▸ Consignes:
(a) Selon le texte sur le soin aux soignants, de quel siècle hérite l'idéal sacrificiel au nom duquel la vulnérabilité des soignants est refoulée ?
(b) Énumérez les exigences constantes dont est issue, d'après le texte sur le soin aux soignants, la souffrance profonde des soignants.
(c) Renvoyez à l'identique le passage du texte sur le soin aux soignants qui commence par « La médecine contemporaine » et se poursuit jusqu'à « qui la portent. ».

La médecine contemporaine est marquée par une
contradiction : alors qu’elle s’enrichit de savoirs et de
techniques, elle tend à oublier celles et ceux qui la portent.
Les soignants, longtemps perçus comme invulnérables,
sont exposés à une souffrance profonde, issue de l’exigence
constante de disponibilité, d’abnégation et d’endurance. Or,
cette vulnérabilité - structurelle, existentielle - n’est ni reconnue
ni accompagnée. Elle est refoulée au nom d’un idéal sacrificiel
hérité du XIXe siècle, renforcé par une organisation du travail
fragmentée, technicisée et insensible à la relation. Face à
cette impasse, la pensée du care de Joan Tronto offre un cadre
éthique et politique précieux : elle rappelle que le soin n’est
pas un acte technique, mais un engagement à traverser les
vulnérabilités ensemble, dans un réseau de responsabilités
partagées. Le soin aux soignants devient alors une exigence
démocratique : il ne s’agit pas seulement de prévenir
l’épuisement, mais de garantir la qualité même du soin en
réaffirmant la dignité de celles et ceux qui le rendent possible.

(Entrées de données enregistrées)
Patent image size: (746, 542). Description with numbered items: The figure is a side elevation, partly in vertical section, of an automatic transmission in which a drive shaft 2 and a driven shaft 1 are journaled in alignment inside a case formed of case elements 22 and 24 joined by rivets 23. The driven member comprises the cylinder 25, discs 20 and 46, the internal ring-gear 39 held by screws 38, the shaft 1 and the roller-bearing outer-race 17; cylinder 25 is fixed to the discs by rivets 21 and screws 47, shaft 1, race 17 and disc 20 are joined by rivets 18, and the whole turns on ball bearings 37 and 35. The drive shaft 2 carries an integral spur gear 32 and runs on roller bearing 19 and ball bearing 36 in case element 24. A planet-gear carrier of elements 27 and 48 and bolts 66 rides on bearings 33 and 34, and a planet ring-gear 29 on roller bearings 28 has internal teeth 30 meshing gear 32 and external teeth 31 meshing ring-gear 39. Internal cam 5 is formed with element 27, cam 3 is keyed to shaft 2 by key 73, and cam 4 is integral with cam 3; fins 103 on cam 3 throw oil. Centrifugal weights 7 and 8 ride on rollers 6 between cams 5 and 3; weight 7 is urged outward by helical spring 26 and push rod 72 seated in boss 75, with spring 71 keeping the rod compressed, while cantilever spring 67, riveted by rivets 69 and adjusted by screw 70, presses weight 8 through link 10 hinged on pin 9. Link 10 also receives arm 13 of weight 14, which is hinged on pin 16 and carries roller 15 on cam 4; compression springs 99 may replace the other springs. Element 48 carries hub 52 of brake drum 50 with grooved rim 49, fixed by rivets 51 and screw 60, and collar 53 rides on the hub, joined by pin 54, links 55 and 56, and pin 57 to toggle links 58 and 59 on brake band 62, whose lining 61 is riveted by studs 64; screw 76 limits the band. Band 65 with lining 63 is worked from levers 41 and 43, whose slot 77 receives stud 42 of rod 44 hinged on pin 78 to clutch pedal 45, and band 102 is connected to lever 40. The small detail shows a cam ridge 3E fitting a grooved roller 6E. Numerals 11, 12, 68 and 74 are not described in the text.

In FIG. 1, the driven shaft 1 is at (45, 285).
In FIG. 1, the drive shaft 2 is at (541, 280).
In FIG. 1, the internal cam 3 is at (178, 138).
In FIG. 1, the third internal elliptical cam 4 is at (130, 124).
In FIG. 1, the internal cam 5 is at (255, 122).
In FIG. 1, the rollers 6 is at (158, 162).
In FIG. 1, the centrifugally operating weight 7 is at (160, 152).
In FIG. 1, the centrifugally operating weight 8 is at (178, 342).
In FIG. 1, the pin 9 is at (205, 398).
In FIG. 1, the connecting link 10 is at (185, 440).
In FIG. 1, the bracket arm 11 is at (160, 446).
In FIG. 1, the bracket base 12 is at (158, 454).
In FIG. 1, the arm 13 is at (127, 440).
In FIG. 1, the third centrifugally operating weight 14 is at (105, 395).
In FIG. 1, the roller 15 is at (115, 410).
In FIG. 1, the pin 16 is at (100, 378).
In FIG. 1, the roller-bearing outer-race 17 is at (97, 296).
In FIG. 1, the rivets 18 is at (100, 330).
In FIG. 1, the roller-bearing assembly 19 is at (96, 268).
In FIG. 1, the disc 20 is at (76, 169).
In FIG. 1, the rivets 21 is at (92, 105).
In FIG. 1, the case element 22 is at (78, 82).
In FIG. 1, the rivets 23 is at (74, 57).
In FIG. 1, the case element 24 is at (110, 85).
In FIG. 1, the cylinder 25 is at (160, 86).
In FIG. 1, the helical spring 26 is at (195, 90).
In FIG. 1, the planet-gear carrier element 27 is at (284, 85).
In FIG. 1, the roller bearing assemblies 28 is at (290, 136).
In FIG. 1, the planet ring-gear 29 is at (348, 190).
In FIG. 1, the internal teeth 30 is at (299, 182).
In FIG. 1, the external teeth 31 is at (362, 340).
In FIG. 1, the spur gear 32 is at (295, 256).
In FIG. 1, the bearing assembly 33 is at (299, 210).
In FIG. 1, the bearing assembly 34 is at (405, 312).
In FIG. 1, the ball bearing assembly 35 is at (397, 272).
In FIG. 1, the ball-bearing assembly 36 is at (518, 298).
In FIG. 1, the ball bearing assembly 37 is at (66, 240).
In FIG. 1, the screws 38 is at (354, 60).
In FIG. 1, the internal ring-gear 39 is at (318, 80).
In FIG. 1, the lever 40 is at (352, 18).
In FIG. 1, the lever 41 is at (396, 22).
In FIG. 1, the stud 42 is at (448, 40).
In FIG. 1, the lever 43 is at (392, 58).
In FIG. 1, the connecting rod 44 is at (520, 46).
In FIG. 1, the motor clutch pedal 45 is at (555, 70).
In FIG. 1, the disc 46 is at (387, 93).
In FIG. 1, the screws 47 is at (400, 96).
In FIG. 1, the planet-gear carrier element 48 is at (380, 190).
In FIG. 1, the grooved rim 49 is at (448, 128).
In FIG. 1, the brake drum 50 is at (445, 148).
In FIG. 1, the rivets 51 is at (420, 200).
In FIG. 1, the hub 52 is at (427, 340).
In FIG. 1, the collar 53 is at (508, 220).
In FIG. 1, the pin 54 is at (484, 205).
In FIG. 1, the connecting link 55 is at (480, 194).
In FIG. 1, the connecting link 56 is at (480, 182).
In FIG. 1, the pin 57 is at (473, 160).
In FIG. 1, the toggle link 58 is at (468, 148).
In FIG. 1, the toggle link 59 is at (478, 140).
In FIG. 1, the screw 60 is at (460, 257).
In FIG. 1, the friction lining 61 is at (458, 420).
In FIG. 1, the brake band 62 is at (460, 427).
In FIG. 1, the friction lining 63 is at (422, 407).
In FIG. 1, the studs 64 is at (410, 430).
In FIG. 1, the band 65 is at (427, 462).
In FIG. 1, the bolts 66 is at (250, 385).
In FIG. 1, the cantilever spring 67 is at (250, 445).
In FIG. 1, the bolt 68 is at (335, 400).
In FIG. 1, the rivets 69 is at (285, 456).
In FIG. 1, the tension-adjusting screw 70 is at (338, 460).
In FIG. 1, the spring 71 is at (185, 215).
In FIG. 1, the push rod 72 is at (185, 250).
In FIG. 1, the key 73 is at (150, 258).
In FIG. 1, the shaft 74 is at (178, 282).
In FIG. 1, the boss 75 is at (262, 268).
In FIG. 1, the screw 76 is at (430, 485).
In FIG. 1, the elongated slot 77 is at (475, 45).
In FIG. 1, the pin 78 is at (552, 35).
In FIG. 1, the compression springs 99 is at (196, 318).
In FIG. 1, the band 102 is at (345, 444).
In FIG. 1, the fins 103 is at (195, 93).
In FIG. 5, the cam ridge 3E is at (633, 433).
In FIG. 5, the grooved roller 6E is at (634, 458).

▸ Corrigé:
(a) Du XIXe siècle.

(b)
- la disponibilité
- l'abnégation
- l'endurance

(c)
La médecine contemporaine est marquée par une
contradiction : alors qu’elle s’enrichit de savoirs et de
techniques, elle tend à oublier celles et ceux qui la portent.